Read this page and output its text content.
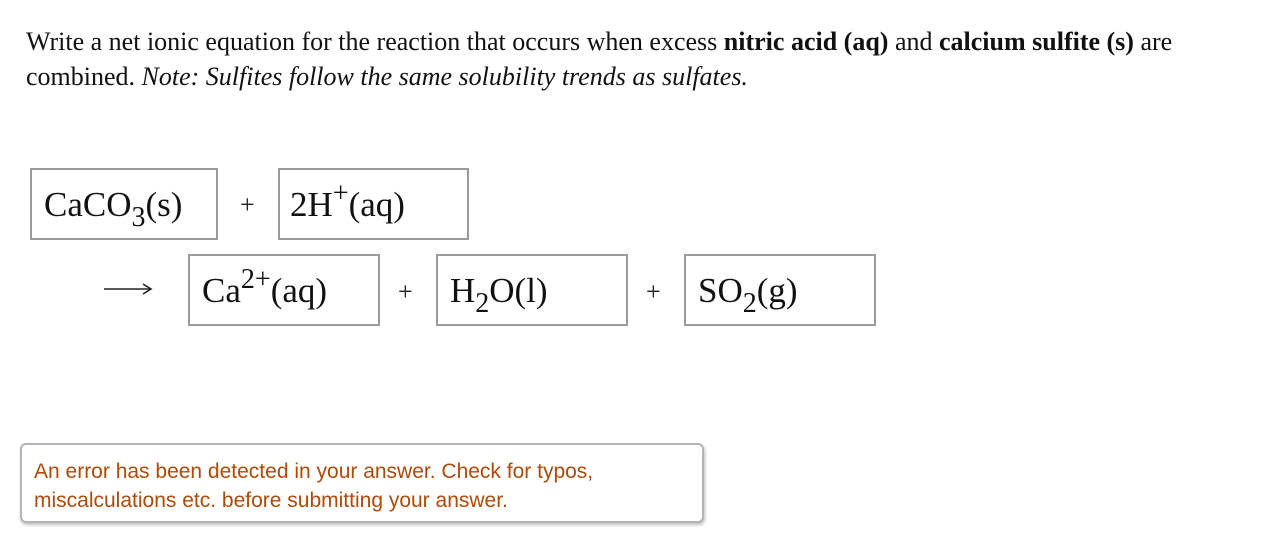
Write a net ionic equation for the reaction that occurs when excess nitric acid (aq) and calcium sulfite (s) are combined. Note: Sulfites follow the same solubility trends as sulfates.

CaCO$_3$(s)	+	2H+(aq)
$Ca^{2+}(aq)$	+	$H_2O(l)$	+	$SO_2(g)$

An error has been detected in your answer. Check for typos, miscalculations etc. before submitting your answer.
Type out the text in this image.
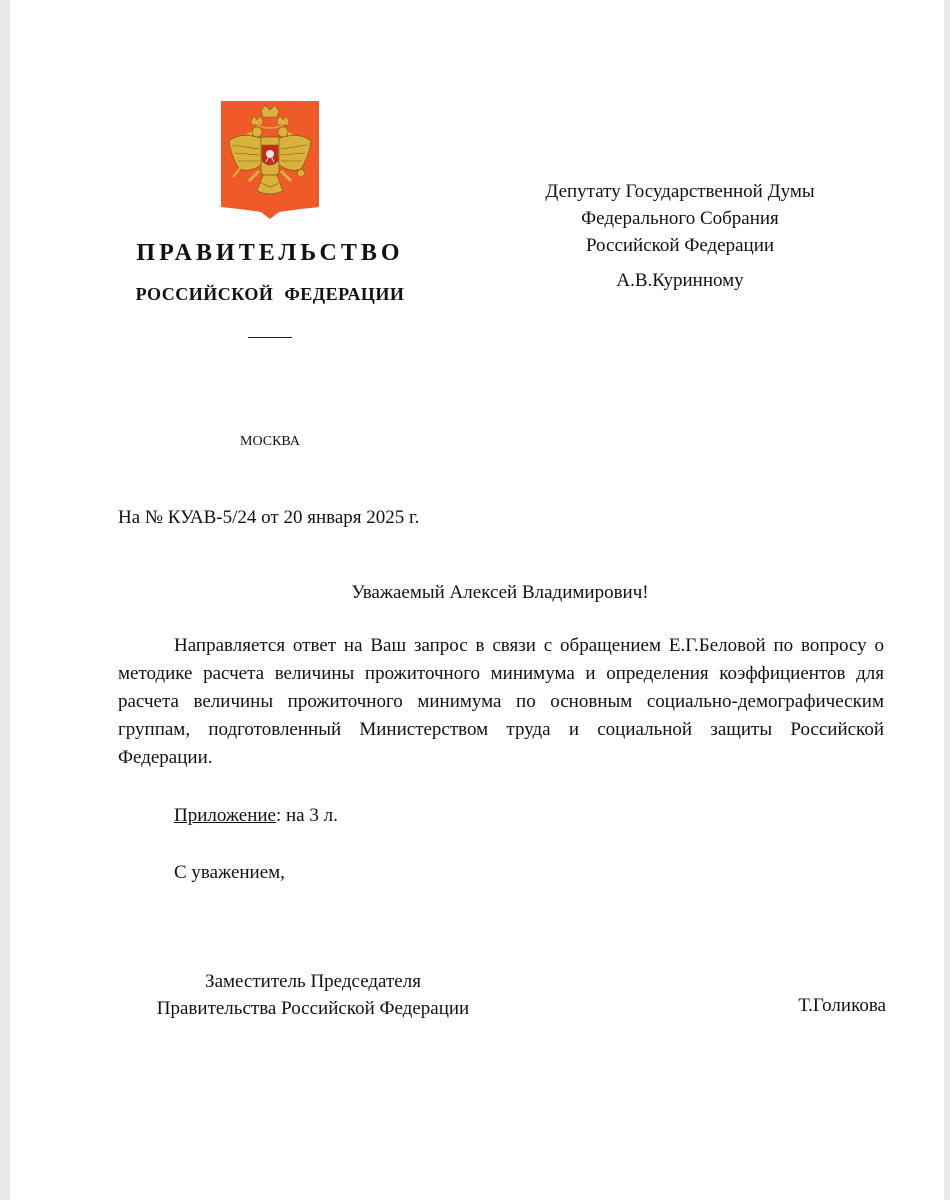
ПРАВИТЕЛЬСТВО
РОССИЙСКОЙ ФЕДЕРАЦИИ
МОСКВА
Депутату Государственной Думы
Федерального Собрания
Российской Федерации
А.В.Куринному
На № КУАВ-5/24 от 20 января 2025 г.
Уважаемый Алексей Владимирович!

Направляется ответ на Ваш запрос в связи с обращением Е.Г.Беловой по вопросу о методике расчета величины прожиточного минимума и определения коэффициентов для расчета величины прожиточного минимума по основным социально-демографическим группам, подготовленный Министерством труда и социальной защиты Российской Федерации.

Приложение: на 3 л.
С уважением,
Заместитель Председателя
Правительства Российской Федерации	Т.Голикова
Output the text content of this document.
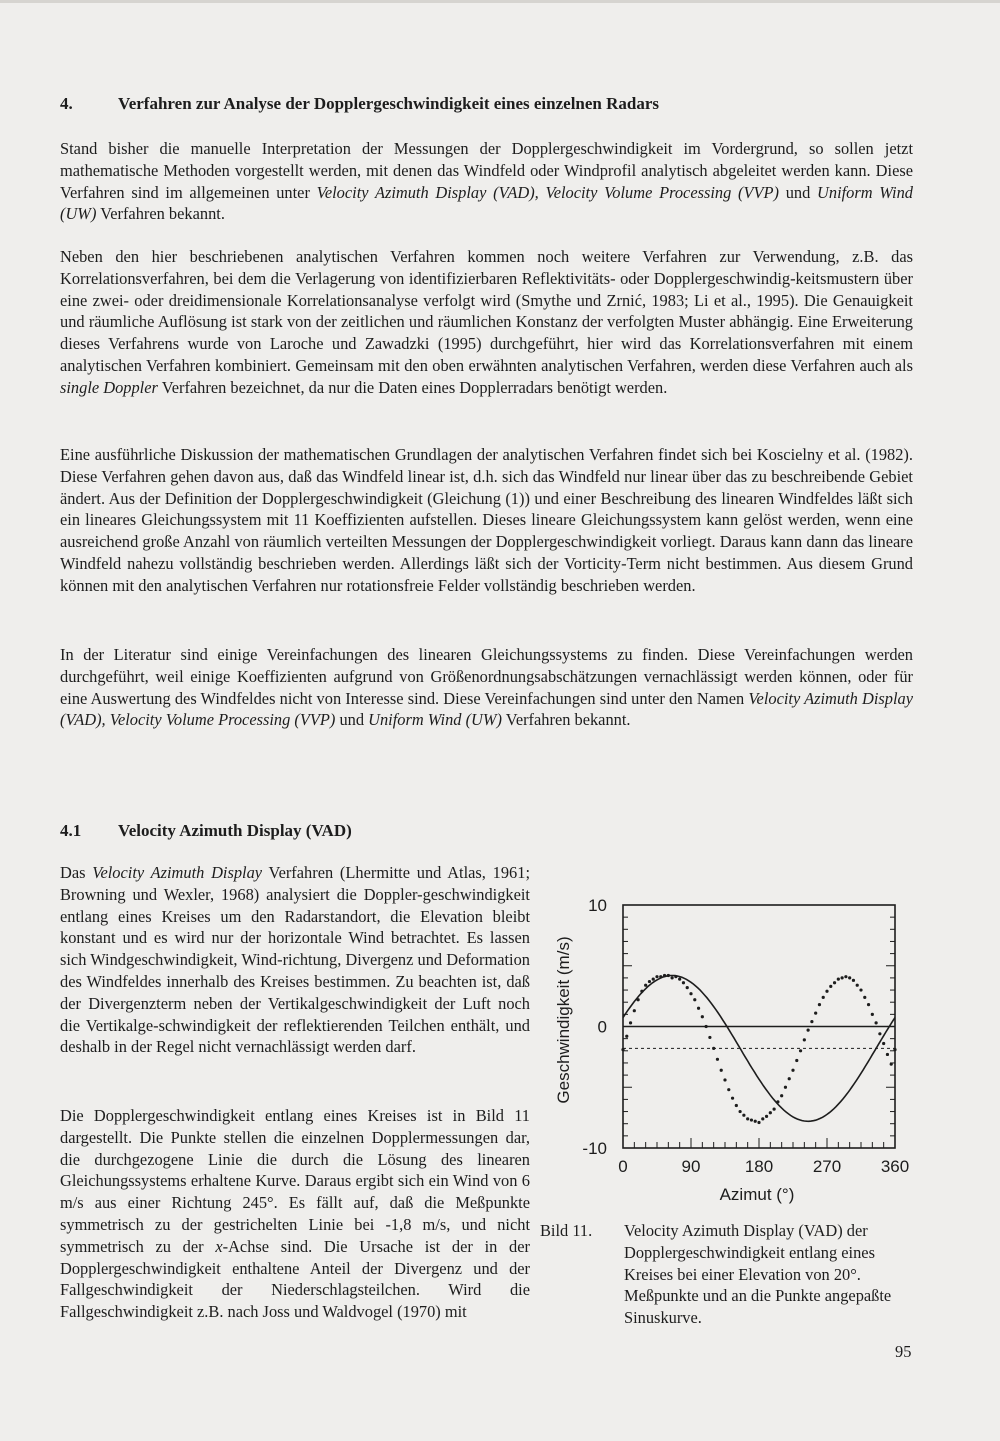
4.	Verfahren zur Analyse der Dopplergeschwindigkeit eines einzelnen Radars

Stand bisher die manuelle Interpretation der Messungen der Dopplergeschwindigkeit im Vordergrund, so sollen jetzt mathematische Methoden vorgestellt werden, mit denen das Windfeld oder Windprofil analytisch abgeleitet werden kann. Diese Verfahren sind im allgemeinen unter Velocity Azimuth Display (VAD), Velocity Volume Processing (VVP) und Uniform Wind (UW) Verfahren bekannt.

Neben den hier beschriebenen analytischen Verfahren kommen noch weitere Verfahren zur Verwendung, z.B. das Korrelationsverfahren, bei dem die Verlagerung von identifizierbaren Reflektivitäts- oder Dopplergeschwindig-keitsmustern über eine zwei- oder dreidimensionale Korrelationsanalyse verfolgt wird (Smythe und Zrnić, 1983; Li et al., 1995). Die Genauigkeit und räumliche Auflösung ist stark von der zeitlichen und räumlichen Konstanz der verfolgten Muster abhängig. Eine Erweiterung dieses Verfahrens wurde von Laroche und Zawadzki (1995) durchgeführt, hier wird das Korrelationsverfahren mit einem analytischen Verfahren kombiniert. Gemeinsam mit den oben erwähnten analytischen Verfahren, werden diese Verfahren auch als single Doppler Verfahren bezeichnet, da nur die Daten eines Dopplerradars benötigt werden.

Eine ausführliche Diskussion der mathematischen Grundlagen der analytischen Verfahren findet sich bei Koscielny et al. (1982). Diese Verfahren gehen davon aus, daß das Windfeld linear ist, d.h. sich das Windfeld nur linear über das zu beschreibende Gebiet ändert. Aus der Definition der Dopplergeschwindigkeit (Gleichung (1)) und einer Beschreibung des linearen Windfeldes läßt sich ein lineares Gleichungssystem mit 11 Koeffizienten aufstellen. Dieses lineare Gleichungssystem kann gelöst werden, wenn eine ausreichend große Anzahl von räumlich verteilten Messungen der Dopplergeschwindigkeit vorliegt. Daraus kann dann das lineare Windfeld nahezu vollständig beschrieben werden. Allerdings läßt sich der Vorticity-Term nicht bestimmen. Aus diesem Grund können mit den analytischen Verfahren nur rotationsfreie Felder vollständig beschrieben werden.

In der Literatur sind einige Vereinfachungen des linearen Gleichungssystems zu finden. Diese Vereinfachungen werden durchgeführt, weil einige Koeffizienten aufgrund von Größenordnungsabschätzungen vernachlässigt werden können, oder für eine Auswertung des Windfeldes nicht von Interesse sind. Diese Vereinfachungen sind unter den Namen Velocity Azimuth Display (VAD), Velocity Volume Processing (VVP) und Uniform Wind (UW) Verfahren bekannt.

4.1 Velocity Azimuth Display (VAD)

Das Velocity Azimuth Display Verfahren (Lhermitte und Atlas, 1961; Browning und Wexler, 1968) analysiert die Doppler-geschwindigkeit entlang eines Kreises um den Radarstandort, die Elevation bleibt konstant und es wird nur der horizontale Wind betrachtet. Es lassen sich Windgeschwindigkeit, Wind-richtung, Divergenz und Deformation des Windfeldes innerhalb des Kreises bestimmen. Zu beachten ist, daß der Divergenzterm neben der Vertikalgeschwindigkeit der Luft noch die Vertikalge-schwindigkeit der reflektierenden Teilchen enthält, und deshalb in der Regel nicht vernachlässigt werden darf.

Die Dopplergeschwindigkeit entlang eines Kreises ist in Bild 11 dargestellt. Die Punkte stellen die einzelnen Dopplermessungen dar, die durchgezogene Linie die durch die Lösung des linearen Gleichungssystems erhaltene Kurve. Daraus ergibt sich ein Wind von 6 m/s aus einer Richtung 245°. Es fällt auf, daß die Meßpunkte symmetrisch zu der gestrichelten Linie bei -1,8 m/s, und nicht symmetrisch zu der x-Achse sind. Die Ursache ist der in der Dopplergeschwindigkeit enthaltene Anteil der Divergenz und der Fallgeschwindigkeit der Niederschlagsteilchen. Wird die Fallgeschwindigkeit z.B. nach Joss und Waldvogel (1970) mit

Geschwindigkeit (m/s)
Azimut (°)
10
0
-10
0	90	180 270 360
Bild 11.	Velocity Azimuth Display (VAD) der Dopplergeschwindigkeit entlang eines Kreises bei einer Elevation von 20°. Meßpunkte und an die Punkte angepaßte Sinuskurve.
95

§

• **TASK TO COMPLETE**
Keep the pictures out of the copy and write out the data exactly as it stands.

• **EXERCISE RESPONSE**
Read this page and output its text content.
Write a net ionic equation for the reaction that occurs when excess nitric acid (aq) and calcium sulfite (s) are combined. Note: Sulfites follow the same solubility trends as sulfates.

CaCO$_3$(s)	+	2H+(aq)
$Ca^{2+}(aq)$	+	$H_2O(l)$	+	$SO_2(g)$

An error has been detected in your answer. Check for typos, miscalculations etc. before submitting your answer.
Type out the text in this image.
ПРАВИТЕЛЬСТВО
РОССИЙСКОЙ ФЕДЕРАЦИИ
МОСКВА
Депутату Государственной Думы
Федерального Собрания
Российской Федерации
А.В.Куринному
На № КУАВ-5/24 от 20 января 2025 г.
Уважаемый Алексей Владимирович!

Направляется ответ на Ваш запрос в связи с обращением Е.Г.Беловой по вопросу о методике расчета величины прожиточного минимума и определения коэффициентов для расчета величины прожиточного минимума по основным социально-демографическим группам, подготовленный Министерством труда и социальной защиты Российской Федерации.

Приложение: на 3 л.
С уважением,
Заместитель Председателя
Правительства Российской Федерации	Т.Голикова
Output the text content of this document.
4.	Verfahren zur Analyse der Dopplergeschwindigkeit eines einzelnen Radars

Stand bisher die manuelle Interpretation der Messungen der Dopplergeschwindigkeit im Vordergrund, so sollen jetzt mathematische Methoden vorgestellt werden, mit denen das Windfeld oder Windprofil analytisch abgeleitet werden kann. Diese Verfahren sind im allgemeinen unter Velocity Azimuth Display (VAD), Velocity Volume Processing (VVP) und Uniform Wind (UW) Verfahren bekannt.

Neben den hier beschriebenen analytischen Verfahren kommen noch weitere Verfahren zur Verwendung, z.B. das Korrelationsverfahren, bei dem die Verlagerung von identifizierbaren Reflektivitäts- oder Dopplergeschwindig-keitsmustern über eine zwei- oder dreidimensionale Korrelationsanalyse verfolgt wird (Smythe und Zrnić, 1983; Li et al., 1995). Die Genauigkeit und räumliche Auflösung ist stark von der zeitlichen und räumlichen Konstanz der verfolgten Muster abhängig. Eine Erweiterung dieses Verfahrens wurde von Laroche und Zawadzki (1995) durchgeführt, hier wird das Korrelationsverfahren mit einem analytischen Verfahren kombiniert. Gemeinsam mit den oben erwähnten analytischen Verfahren, werden diese Verfahren auch als single Doppler Verfahren bezeichnet, da nur die Daten eines Dopplerradars benötigt werden.

Eine ausführliche Diskussion der mathematischen Grundlagen der analytischen Verfahren findet sich bei Koscielny et al. (1982). Diese Verfahren gehen davon aus, daß das Windfeld linear ist, d.h. sich das Windfeld nur linear über das zu beschreibende Gebiet ändert. Aus der Definition der Dopplergeschwindigkeit (Gleichung (1)) und einer Beschreibung des linearen Windfeldes läßt sich ein lineares Gleichungssystem mit 11 Koeffizienten aufstellen. Dieses lineare Gleichungssystem kann gelöst werden, wenn eine ausreichend große Anzahl von räumlich verteilten Messungen der Dopplergeschwindigkeit vorliegt. Daraus kann dann das lineare Windfeld nahezu vollständig beschrieben werden. Allerdings läßt sich der Vorticity-Term nicht bestimmen. Aus diesem Grund können mit den analytischen Verfahren nur rotationsfreie Felder vollständig beschrieben werden.

In der Literatur sind einige Vereinfachungen des linearen Gleichungssystems zu finden. Diese Vereinfachungen werden durchgeführt, weil einige Koeffizienten aufgrund von Größenordnungsabschätzungen vernachlässigt werden können, oder für eine Auswertung des Windfeldes nicht von Interesse sind. Diese Vereinfachungen sind unter den Namen Velocity Azimuth Display (VAD), Velocity Volume Processing (VVP) und Uniform Wind (UW) Verfahren bekannt.

4.1 Velocity Azimuth Display (VAD)

Das Velocity Azimuth Display Verfahren (Lhermitte und Atlas, 1961; Browning und Wexler, 1968) analysiert die Doppler-geschwindigkeit entlang eines Kreises um den Radarstandort, die Elevation bleibt konstant und es wird nur der horizontale Wind betrachtet. Es lassen sich Windgeschwindigkeit, Wind-richtung, Divergenz und Deformation des Windfeldes innerhalb des Kreises bestimmen. Zu beachten ist, daß der Divergenzterm neben der Vertikalgeschwindigkeit der Luft noch die Vertikalge-schwindigkeit der reflektierenden Teilchen enthält, und deshalb in der Regel nicht vernachlässigt werden darf.

Die Dopplergeschwindigkeit entlang eines Kreises ist in Bild 11 dargestellt. Die Punkte stellen die einzelnen Dopplermessungen dar, die durchgezogene Linie die durch die Lösung des linearen Gleichungssystems erhaltene Kurve. Daraus ergibt sich ein Wind von 6 m/s aus einer Richtung 245°. Es fällt auf, daß die Meßpunkte symmetrisch zu der gestrichelten Linie bei -1,8 m/s, und nicht symmetrisch zu der x-Achse sind. Die Ursache ist der in der Dopplergeschwindigkeit enthaltene Anteil der Divergenz und der Fallgeschwindigkeit der Niederschlagsteilchen. Wird die Fallgeschwindigkeit z.B. nach Joss und Waldvogel (1970) mit

Geschwindigkeit (m/s)
Azimut (°)
10
0
-10
0	90	180 270 360
Bild 11.	Velocity Azimuth Display (VAD) der Dopplergeschwindigkeit entlang eines Kreises bei einer Elevation von 20°. Meßpunkte und an die Punkte angepaßte Sinuskurve.
95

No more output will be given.